Begin EXTRACTED DATA

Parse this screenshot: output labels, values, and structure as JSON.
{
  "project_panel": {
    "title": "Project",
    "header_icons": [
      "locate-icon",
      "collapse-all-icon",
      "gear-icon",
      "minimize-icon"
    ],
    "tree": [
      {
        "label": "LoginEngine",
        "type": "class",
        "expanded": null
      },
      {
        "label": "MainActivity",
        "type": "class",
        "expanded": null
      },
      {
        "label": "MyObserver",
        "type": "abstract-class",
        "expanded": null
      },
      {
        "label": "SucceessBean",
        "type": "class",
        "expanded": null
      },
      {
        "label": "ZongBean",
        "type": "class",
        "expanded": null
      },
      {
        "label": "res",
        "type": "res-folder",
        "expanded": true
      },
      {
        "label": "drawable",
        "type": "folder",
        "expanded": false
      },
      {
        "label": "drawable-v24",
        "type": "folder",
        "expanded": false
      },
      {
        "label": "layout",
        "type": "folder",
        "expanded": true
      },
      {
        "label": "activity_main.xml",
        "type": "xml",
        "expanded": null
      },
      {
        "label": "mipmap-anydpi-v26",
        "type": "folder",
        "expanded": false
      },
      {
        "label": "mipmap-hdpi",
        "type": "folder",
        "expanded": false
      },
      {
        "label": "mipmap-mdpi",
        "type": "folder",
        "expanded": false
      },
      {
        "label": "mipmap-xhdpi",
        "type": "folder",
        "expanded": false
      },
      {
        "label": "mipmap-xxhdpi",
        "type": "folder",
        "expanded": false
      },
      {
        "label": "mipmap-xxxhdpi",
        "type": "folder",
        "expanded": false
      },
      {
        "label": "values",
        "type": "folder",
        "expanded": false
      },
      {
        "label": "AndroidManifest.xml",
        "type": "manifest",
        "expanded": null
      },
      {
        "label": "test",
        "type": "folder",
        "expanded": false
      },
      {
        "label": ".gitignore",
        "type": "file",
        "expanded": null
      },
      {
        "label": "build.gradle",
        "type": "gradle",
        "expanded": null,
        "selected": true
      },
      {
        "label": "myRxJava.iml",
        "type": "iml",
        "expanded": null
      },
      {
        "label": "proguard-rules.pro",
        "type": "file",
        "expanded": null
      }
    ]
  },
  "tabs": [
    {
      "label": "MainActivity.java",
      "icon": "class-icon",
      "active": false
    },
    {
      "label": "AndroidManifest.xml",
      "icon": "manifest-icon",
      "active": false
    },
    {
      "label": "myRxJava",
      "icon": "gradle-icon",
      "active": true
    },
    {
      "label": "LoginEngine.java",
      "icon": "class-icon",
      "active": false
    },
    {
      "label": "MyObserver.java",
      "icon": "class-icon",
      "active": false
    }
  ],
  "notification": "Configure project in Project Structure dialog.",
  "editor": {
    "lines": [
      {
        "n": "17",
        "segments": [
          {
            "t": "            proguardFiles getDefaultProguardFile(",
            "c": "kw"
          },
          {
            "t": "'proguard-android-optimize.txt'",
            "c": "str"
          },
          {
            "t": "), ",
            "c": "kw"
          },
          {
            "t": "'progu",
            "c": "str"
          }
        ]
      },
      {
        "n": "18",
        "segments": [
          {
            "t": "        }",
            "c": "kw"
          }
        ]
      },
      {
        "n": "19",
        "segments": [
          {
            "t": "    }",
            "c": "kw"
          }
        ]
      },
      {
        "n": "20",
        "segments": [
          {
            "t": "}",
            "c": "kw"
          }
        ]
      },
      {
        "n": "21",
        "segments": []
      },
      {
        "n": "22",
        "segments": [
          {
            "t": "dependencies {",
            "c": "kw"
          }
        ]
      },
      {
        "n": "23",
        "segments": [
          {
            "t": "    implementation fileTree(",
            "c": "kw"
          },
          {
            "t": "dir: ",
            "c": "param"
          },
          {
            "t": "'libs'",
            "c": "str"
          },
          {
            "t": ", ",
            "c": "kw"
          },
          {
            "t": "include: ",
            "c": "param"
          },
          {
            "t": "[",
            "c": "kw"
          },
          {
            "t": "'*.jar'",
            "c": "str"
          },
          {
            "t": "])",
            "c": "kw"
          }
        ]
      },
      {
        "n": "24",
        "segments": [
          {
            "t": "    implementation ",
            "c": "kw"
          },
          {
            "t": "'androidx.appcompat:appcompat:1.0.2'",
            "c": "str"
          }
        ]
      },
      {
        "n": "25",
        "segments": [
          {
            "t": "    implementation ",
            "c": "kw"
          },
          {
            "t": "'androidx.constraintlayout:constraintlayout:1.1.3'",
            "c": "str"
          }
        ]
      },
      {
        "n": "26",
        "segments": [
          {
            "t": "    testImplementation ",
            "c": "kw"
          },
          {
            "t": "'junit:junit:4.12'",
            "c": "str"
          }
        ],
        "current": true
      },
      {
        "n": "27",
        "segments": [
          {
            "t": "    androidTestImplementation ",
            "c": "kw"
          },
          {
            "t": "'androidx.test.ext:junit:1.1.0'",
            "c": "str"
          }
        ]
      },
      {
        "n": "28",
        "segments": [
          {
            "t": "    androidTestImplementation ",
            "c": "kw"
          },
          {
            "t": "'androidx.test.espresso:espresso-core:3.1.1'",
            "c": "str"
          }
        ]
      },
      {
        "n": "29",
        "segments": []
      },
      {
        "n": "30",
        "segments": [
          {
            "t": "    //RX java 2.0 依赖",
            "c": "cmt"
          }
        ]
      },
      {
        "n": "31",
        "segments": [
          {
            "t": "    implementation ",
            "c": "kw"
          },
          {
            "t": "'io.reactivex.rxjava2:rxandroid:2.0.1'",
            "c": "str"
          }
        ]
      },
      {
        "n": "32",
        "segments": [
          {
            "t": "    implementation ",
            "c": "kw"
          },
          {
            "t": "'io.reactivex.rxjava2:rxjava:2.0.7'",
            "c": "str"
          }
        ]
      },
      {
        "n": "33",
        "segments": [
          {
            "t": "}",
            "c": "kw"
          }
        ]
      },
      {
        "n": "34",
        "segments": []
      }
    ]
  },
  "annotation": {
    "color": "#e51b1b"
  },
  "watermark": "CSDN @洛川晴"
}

End EXTRACTED DATA

▶ _EXERCISE AIM_:
Your task is to collect every line above that contains the word "gradle".

▶ _IN RESPONSE_:
        "label": "build.gradle",
        "type": "gradle",
      "icon": "gradle-icon",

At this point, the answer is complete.